#### [Given records]
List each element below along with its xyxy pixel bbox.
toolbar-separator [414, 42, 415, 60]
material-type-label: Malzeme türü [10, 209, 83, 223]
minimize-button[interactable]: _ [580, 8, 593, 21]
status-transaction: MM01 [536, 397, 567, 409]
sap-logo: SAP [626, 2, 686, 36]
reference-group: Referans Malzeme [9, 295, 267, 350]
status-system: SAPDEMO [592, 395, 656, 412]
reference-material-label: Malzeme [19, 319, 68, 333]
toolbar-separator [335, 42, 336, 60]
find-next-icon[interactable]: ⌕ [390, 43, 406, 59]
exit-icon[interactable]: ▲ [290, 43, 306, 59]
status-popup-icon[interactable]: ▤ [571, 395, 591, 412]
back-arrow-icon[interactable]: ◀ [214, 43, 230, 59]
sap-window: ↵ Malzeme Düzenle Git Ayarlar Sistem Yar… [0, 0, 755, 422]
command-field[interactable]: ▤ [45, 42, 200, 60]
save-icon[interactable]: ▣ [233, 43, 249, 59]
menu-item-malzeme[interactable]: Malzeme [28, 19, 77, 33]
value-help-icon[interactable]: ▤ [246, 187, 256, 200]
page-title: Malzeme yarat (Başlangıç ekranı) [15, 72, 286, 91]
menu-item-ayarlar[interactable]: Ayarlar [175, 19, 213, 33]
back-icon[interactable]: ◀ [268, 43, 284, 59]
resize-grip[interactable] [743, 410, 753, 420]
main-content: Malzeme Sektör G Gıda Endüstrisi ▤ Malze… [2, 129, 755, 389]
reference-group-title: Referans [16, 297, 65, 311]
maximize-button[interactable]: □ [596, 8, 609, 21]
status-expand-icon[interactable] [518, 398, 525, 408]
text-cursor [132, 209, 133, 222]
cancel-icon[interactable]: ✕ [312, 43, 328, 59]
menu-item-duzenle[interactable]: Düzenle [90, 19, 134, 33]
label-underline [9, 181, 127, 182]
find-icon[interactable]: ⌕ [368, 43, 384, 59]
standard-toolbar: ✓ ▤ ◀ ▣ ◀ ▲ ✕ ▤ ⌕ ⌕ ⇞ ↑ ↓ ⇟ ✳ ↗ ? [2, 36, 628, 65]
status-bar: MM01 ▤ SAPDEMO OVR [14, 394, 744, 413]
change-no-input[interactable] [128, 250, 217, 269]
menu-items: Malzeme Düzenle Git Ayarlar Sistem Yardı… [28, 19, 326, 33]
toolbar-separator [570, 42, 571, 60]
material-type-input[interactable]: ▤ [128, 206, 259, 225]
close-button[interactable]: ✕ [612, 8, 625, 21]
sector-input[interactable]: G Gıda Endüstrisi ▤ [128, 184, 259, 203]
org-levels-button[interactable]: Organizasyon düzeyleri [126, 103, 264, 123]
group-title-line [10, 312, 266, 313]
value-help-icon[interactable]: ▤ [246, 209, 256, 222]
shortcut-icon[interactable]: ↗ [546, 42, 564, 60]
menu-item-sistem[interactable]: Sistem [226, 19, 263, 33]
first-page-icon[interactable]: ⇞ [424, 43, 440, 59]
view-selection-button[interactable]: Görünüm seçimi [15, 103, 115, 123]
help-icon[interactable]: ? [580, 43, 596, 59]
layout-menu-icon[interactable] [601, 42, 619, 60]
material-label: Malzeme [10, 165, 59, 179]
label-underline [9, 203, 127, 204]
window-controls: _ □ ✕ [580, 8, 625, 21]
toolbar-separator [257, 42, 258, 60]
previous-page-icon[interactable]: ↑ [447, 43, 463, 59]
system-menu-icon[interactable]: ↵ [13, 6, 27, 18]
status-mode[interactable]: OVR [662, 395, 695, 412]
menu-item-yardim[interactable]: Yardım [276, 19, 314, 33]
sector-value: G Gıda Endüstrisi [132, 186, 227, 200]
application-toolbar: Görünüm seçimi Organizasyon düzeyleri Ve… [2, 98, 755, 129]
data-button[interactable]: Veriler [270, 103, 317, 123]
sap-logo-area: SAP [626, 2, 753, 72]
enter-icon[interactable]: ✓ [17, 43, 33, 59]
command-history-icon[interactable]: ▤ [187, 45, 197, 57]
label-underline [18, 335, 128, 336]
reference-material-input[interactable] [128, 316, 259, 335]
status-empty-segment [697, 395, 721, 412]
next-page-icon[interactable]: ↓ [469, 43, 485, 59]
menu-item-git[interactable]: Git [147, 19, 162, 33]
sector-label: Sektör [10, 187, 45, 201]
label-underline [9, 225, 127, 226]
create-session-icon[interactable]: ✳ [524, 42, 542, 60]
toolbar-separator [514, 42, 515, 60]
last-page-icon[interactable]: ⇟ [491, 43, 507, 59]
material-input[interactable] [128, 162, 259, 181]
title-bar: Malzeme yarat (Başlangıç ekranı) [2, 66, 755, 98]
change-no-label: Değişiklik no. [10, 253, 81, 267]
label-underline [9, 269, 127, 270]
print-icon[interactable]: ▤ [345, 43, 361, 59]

#### [Problem to solve]
Reproduce the material above without alteration, starting at its first line and ending with the line that contains "resize-grip[interactable] [743, 410, 753, 420]", including that line.

#### [Solution for this exercise]
List each element below along with its xyxy pixel bbox.
toolbar-separator [414, 42, 415, 60]
material-type-label: Malzeme türü [10, 209, 83, 223]
minimize-button[interactable]: _ [580, 8, 593, 21]
status-transaction: MM01 [536, 397, 567, 409]
sap-logo: SAP [626, 2, 686, 36]
reference-group: Referans Malzeme [9, 295, 267, 350]
status-system: SAPDEMO [592, 395, 656, 412]
reference-material-label: Malzeme [19, 319, 68, 333]
toolbar-separator [335, 42, 336, 60]
find-next-icon[interactable]: ⌕ [390, 43, 406, 59]
exit-icon[interactable]: ▲ [290, 43, 306, 59]
status-popup-icon[interactable]: ▤ [571, 395, 591, 412]
back-arrow-icon[interactable]: ◀ [214, 43, 230, 59]
sap-window: ↵ Malzeme Düzenle Git Ayarlar Sistem Yar… [0, 0, 755, 422]
command-field[interactable]: ▤ [45, 42, 200, 60]
save-icon[interactable]: ▣ [233, 43, 249, 59]
menu-item-malzeme[interactable]: Malzeme [28, 19, 77, 33]
value-help-icon[interactable]: ▤ [246, 187, 256, 200]
page-title: Malzeme yarat (Başlangıç ekranı) [15, 72, 286, 91]
menu-item-ayarlar[interactable]: Ayarlar [175, 19, 213, 33]
back-icon[interactable]: ◀ [268, 43, 284, 59]
resize-grip[interactable] [743, 410, 753, 420]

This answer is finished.